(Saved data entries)
>>>>
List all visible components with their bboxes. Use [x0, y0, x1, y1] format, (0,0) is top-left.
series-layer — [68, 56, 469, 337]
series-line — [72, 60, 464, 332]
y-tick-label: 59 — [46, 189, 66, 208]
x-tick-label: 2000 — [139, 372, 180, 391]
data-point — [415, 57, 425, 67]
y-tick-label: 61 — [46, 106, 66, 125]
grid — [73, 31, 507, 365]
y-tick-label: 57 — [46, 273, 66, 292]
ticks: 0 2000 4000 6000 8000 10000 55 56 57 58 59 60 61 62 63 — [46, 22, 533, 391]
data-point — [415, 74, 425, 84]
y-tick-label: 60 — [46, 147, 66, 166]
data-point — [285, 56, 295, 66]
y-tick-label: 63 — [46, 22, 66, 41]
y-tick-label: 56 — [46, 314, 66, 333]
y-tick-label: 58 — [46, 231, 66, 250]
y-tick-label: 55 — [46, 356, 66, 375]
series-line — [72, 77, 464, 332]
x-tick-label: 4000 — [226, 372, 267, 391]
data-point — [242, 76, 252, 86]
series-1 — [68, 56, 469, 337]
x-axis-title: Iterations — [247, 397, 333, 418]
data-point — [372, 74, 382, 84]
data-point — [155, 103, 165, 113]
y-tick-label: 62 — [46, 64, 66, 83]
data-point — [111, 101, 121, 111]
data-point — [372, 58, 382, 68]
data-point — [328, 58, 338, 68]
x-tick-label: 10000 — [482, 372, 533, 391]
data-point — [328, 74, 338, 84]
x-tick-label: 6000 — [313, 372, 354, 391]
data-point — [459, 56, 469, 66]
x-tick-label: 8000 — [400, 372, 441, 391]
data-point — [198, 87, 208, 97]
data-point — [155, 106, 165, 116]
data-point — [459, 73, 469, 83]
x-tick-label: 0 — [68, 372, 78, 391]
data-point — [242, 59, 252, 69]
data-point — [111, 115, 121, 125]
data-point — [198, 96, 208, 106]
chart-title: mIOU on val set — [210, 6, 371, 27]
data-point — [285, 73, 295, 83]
<<<<
>>>>
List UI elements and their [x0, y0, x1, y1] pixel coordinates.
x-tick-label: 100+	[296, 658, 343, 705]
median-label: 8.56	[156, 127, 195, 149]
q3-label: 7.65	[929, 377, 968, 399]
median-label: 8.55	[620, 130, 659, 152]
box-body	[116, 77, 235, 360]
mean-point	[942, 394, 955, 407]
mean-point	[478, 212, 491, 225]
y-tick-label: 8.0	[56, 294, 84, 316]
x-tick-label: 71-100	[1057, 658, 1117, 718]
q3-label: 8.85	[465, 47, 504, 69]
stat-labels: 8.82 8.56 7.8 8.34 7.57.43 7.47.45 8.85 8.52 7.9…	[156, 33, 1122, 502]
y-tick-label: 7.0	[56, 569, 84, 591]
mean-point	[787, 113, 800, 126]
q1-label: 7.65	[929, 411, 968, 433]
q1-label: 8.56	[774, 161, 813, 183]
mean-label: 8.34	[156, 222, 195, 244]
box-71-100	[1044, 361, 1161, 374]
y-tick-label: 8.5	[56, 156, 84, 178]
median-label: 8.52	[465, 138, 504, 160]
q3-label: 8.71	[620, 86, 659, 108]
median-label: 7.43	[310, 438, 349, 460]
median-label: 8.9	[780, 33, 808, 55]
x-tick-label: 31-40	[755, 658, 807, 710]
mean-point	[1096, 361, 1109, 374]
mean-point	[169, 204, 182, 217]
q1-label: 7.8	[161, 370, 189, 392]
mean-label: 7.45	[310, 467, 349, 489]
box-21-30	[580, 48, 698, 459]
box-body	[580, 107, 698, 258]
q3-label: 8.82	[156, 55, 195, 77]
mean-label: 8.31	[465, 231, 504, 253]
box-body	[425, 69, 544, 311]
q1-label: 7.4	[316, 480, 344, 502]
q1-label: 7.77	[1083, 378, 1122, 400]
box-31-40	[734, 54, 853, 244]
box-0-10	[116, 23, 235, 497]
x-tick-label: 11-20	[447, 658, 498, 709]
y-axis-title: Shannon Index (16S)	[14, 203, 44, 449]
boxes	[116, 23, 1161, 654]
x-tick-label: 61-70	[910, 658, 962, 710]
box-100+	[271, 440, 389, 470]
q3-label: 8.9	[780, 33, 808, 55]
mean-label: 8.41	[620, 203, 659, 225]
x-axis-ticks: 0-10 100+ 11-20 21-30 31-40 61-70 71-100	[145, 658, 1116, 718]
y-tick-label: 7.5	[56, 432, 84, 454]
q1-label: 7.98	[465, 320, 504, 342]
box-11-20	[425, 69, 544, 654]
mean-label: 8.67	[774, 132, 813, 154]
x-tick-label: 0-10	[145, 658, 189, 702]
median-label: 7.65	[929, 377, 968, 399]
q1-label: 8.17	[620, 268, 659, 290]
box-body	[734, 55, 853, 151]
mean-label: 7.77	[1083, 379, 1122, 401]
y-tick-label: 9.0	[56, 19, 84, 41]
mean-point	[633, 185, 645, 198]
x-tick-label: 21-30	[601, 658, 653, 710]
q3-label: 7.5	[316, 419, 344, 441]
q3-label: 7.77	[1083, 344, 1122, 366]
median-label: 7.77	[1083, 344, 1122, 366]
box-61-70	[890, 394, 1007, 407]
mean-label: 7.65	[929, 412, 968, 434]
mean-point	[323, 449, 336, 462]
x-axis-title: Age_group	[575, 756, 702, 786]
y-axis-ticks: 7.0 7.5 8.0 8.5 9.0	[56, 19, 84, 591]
<<<<
>>>>
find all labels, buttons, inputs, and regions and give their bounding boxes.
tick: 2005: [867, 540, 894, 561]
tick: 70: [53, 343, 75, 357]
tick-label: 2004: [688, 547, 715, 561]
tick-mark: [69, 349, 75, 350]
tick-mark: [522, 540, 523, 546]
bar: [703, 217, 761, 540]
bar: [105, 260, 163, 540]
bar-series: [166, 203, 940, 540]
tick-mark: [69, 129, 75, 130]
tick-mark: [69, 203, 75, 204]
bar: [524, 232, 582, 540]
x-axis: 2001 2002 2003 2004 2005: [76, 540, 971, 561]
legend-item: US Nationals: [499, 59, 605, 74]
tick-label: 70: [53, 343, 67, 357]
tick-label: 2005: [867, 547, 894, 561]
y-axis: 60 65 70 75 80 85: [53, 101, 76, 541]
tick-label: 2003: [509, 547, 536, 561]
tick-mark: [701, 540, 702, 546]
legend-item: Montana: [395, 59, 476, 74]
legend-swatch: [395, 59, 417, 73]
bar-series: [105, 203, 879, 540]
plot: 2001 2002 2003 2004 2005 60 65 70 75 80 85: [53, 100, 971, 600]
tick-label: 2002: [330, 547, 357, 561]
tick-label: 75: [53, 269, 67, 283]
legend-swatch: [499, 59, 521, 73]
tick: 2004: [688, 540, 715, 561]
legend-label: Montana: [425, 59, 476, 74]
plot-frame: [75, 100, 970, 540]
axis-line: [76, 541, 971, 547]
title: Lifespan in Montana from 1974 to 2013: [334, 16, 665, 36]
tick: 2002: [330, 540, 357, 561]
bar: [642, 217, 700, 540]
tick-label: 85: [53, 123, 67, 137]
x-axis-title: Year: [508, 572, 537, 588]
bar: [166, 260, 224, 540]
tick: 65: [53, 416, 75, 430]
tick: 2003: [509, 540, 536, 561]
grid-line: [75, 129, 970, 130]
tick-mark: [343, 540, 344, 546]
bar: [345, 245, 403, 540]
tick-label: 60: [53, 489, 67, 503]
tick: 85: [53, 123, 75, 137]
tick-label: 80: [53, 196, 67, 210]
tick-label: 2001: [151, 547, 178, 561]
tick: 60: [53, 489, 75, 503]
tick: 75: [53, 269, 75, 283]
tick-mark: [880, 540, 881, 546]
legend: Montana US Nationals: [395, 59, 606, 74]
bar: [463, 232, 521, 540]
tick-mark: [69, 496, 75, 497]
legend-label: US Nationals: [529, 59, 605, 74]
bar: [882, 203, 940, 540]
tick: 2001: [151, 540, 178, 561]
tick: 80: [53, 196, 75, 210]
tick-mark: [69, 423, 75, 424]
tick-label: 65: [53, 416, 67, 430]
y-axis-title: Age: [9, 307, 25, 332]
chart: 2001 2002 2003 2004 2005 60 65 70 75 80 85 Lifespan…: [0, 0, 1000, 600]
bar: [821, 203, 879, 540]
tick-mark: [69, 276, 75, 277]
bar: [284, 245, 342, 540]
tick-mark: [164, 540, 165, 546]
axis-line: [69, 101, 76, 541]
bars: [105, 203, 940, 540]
<<<<
Given task » Pick out every line in the entries above that contains the string "plot", matching case exactly.

Answer to the task »
plot: 2001 2002 2003 2004 2005 60 65 70 75 80 85: [53, 100, 971, 600]
plot-frame: [75, 100, 970, 540]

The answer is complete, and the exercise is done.